• [Tugas]
Dalam kutipan halaman tentang RUU Penghapusan Kekerasan Seksual, siapa yang memimpin RDPU tempat Siti Aminah memberikan penjelasan?

• [Kutipan Halaman]
..............................
Dari pembelajaran publik tersebut, maka Komnas Perempuan bersama Jaringan Masyarakat Sipil mengusulkan penyempurnaan naskah akademik (NA) dan naskah RUU Penghapusan Kekerasan Seksual yang diusulkan tahun 2016, kemudian menyandingkan dengan daftar isian masalah (DIM) pemerintah tahun 2019. Harapannya, informasi terkait pentingnya RUU Penghapusan Kekerasan Seksual terinformasikan dengan baik.
Dalam RDPU yang dipimpin Wakil Ketua Baleg Willy Aditya, Siti Aminah menjelaskan, sejumlah perubahan dilakukan termasuk terkait definisi mengalami perubahan dari yang diajukan dalam naskah 2017 dan naskah 2020.
Pada tahun 2017, kekerasan seksual adalah setiap perbuatan merendahkan, menghina, menyerang, dan/atau perbuatan lainnya terhadap tubuh, hasrat seksual seseorang, dan/atau fungsi reproduksi, secara paksa, bertentangan dengan kehendak seseorang, yang menyebabkan seseorang itu tidak mampu memberikan persetujuan dalam keadaan bebas, karena ketimpangan relasi kuasa dan/atau relasi jender, yang berakibat atau dapat berakibat penderitaan atau kesengsaraan secara fisik, psikis, seksual, kerugian secara ekonomi, sosial, budaya, dan/atau politik.
..............................
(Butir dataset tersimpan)
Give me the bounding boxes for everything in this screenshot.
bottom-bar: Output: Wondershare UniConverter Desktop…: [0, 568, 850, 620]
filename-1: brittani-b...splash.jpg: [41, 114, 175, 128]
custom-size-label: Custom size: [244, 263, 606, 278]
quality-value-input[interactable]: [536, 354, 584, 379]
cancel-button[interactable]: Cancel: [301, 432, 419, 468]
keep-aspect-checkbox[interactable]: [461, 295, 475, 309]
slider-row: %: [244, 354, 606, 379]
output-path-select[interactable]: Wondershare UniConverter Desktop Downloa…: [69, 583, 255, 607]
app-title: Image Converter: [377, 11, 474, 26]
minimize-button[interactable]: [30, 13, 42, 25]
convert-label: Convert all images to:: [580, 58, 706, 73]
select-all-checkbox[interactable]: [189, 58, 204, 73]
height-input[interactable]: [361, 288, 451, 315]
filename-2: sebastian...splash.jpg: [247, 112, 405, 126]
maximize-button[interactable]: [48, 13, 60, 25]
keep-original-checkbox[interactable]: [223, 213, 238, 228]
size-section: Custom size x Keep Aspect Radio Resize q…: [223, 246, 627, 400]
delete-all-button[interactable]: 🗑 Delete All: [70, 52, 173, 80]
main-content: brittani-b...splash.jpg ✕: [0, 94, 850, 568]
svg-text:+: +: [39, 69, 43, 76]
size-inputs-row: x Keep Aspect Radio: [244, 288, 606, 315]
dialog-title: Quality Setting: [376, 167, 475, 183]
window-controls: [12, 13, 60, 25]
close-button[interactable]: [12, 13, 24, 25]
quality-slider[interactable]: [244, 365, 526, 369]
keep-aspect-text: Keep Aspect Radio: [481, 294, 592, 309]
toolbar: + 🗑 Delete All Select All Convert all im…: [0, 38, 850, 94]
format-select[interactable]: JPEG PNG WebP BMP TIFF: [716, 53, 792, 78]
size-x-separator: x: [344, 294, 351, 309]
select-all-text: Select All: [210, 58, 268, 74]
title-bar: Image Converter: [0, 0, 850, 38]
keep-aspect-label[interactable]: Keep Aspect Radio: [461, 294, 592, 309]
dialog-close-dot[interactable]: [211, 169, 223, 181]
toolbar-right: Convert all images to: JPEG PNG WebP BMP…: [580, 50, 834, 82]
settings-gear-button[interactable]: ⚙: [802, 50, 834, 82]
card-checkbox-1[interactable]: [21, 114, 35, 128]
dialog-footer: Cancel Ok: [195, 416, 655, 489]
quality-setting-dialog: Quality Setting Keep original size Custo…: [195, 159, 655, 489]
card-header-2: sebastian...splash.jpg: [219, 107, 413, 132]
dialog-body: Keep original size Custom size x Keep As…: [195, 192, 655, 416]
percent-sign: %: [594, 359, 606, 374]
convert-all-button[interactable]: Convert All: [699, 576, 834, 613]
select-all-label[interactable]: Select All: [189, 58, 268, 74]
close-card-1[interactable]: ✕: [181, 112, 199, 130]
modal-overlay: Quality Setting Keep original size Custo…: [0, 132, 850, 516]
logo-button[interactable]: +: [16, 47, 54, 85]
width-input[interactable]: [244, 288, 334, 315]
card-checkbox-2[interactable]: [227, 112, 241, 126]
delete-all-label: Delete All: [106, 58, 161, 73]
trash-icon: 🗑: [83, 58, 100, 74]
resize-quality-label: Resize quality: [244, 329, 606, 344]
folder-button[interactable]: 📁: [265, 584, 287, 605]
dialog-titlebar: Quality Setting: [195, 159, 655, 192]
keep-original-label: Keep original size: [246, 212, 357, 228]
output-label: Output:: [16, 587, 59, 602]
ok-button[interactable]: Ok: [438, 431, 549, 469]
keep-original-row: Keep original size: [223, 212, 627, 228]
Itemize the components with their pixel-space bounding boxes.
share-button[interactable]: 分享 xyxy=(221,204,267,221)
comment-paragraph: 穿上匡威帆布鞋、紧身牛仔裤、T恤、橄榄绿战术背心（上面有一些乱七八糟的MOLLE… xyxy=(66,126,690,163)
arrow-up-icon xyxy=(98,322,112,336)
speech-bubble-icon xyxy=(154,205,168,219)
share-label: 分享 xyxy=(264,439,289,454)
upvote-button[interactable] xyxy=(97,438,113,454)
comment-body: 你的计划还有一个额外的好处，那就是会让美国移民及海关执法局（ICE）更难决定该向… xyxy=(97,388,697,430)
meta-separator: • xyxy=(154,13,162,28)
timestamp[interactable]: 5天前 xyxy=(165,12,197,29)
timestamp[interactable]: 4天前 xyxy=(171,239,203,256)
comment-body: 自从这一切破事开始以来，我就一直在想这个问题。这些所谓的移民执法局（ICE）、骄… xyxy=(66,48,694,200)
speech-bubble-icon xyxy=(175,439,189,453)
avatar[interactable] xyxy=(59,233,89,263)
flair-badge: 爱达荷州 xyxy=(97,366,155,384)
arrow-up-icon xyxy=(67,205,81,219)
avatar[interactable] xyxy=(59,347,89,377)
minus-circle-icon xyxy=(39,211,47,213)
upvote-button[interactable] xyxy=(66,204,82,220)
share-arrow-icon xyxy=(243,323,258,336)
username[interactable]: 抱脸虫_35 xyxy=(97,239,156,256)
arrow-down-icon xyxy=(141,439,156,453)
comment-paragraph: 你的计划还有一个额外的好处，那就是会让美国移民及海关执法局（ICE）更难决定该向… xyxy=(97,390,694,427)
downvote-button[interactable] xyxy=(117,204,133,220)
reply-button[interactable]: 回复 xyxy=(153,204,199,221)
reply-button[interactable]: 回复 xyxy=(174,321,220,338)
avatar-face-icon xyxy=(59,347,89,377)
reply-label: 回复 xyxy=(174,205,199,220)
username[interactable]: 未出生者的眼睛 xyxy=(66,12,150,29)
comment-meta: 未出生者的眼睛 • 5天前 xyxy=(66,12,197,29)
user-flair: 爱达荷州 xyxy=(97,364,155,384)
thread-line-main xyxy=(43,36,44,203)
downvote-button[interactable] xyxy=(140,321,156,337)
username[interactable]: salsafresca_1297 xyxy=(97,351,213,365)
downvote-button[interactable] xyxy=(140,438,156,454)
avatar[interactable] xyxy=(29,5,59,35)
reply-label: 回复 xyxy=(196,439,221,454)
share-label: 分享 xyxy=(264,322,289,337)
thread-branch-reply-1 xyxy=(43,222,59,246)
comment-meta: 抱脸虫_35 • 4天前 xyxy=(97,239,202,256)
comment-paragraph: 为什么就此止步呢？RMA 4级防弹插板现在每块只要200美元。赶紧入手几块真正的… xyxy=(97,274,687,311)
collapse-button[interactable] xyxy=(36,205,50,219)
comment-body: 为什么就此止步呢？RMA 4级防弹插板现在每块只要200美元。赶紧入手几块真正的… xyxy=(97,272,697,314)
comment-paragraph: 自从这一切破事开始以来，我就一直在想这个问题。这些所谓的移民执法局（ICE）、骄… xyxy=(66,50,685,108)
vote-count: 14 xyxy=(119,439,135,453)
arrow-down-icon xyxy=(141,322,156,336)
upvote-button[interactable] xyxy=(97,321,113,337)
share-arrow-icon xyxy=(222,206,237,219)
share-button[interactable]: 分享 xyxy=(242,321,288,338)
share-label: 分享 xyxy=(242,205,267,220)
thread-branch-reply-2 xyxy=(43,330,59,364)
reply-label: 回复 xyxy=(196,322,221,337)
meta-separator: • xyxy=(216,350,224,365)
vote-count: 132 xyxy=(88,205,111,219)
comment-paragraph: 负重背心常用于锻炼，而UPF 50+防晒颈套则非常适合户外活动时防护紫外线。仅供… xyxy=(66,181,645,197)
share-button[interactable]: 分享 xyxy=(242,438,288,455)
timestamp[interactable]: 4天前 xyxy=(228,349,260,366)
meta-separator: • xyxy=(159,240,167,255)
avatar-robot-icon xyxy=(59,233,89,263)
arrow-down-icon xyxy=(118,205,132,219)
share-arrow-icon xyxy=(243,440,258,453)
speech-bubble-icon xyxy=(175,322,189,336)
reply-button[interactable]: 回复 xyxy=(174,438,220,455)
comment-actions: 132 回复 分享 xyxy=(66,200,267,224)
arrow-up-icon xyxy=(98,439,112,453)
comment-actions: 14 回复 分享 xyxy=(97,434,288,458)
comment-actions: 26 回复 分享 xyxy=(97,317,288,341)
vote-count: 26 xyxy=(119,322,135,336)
..............................
• [Jawaban]
Wakil Ketua Baleg Willy Aditya.